TASK STATEMENT
Output every entry exactly as written, skipping any pictures.

EXERCISE MATERIAL
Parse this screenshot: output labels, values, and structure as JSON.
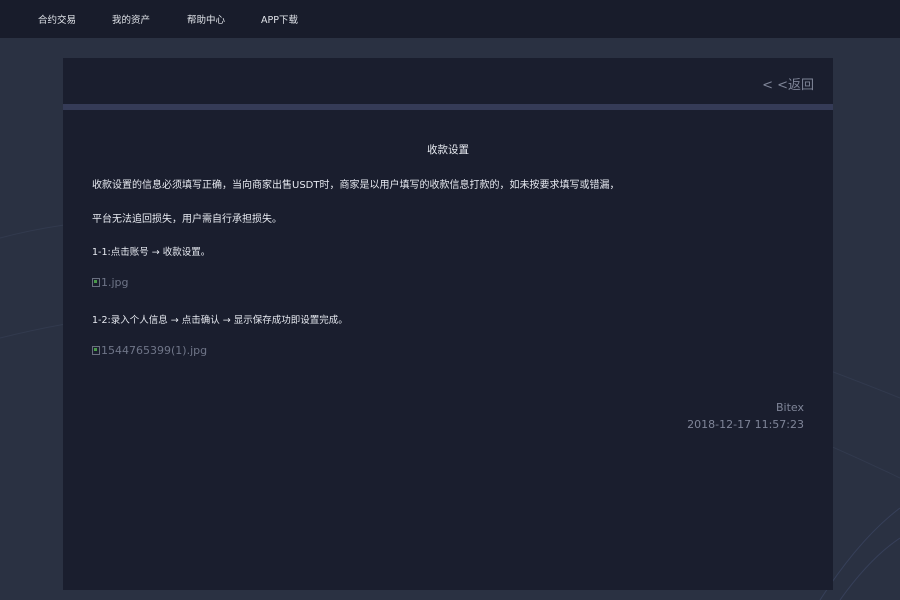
{
  "nav": {
    "items": [
      {
        "label": "合约交易"
      },
      {
        "label": "我的资产"
      },
      {
        "label": "帮助中心"
      },
      {
        "label": "APP下载"
      }
    ]
  },
  "header": {
    "back_label": "< <返回"
  },
  "article": {
    "title": "收款设置",
    "paragraphs": [
      "收款设置的信息必须填写正确，当向商家出售USDT时，商家是以用户填写的收款信息打款的，如未按要求填写或错漏，",
      "平台无法追回损失，用户需自行承担损失。"
    ],
    "step1": "1-1:点击账号  →  收款设置。",
    "image1_alt": "1.jpg",
    "step2": "1-2:录入个人信息  →  点击确认  →  显示保存成功即设置完成。",
    "image2_alt": "1544765399(1).jpg",
    "author": "Bitex",
    "datetime": "2018-12-17 11:57:23"
  },
  "colors": {
    "background": "#2a3142",
    "topbar": "#181c2b",
    "panel": "#1a1e2e",
    "divider": "#353b57",
    "muted_text": "#7f8598"
  }
}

EXERCISE RESULT
Parse this screenshot: output labels, values, and structure as JSON.
{
  "nav": {
    "items": [
      {
        "label": "合约交易"
      },
      {
        "label": "我的资产"
      },
      {
        "label": "帮助中心"
      },
      {
        "label": "APP下载"
      }
    ]
  },
  "header": {
    "back_label": "< <返回"
  },
  "article": {
    "title": "收款设置",
    "paragraphs": [
      "收款设置的信息必须填写正确，当向商家出售USDT时，商家是以用户填写的收款信息打款的，如未按要求填写或错漏，",
      "平台无法追回损失，用户需自行承担损失。"
    ],
    "step1": "1-1:点击账号  →  收款设置。",
    "image1_alt": "1.jpg",
    "step2": "1-2:录入个人信息  →  点击确认  →  显示保存成功即设置完成。",
    "image2_alt": "1544765399(1).jpg",
    "author": "Bitex",
    "datetime": "2018-12-17 11:57:23"
  },
  "colors": {
    "background": "#2a3142",
    "topbar": "#181c2b",
    "panel": "#1a1e2e",
    "divider": "#353b57",
    "muted_text": "#7f8598"
  }
}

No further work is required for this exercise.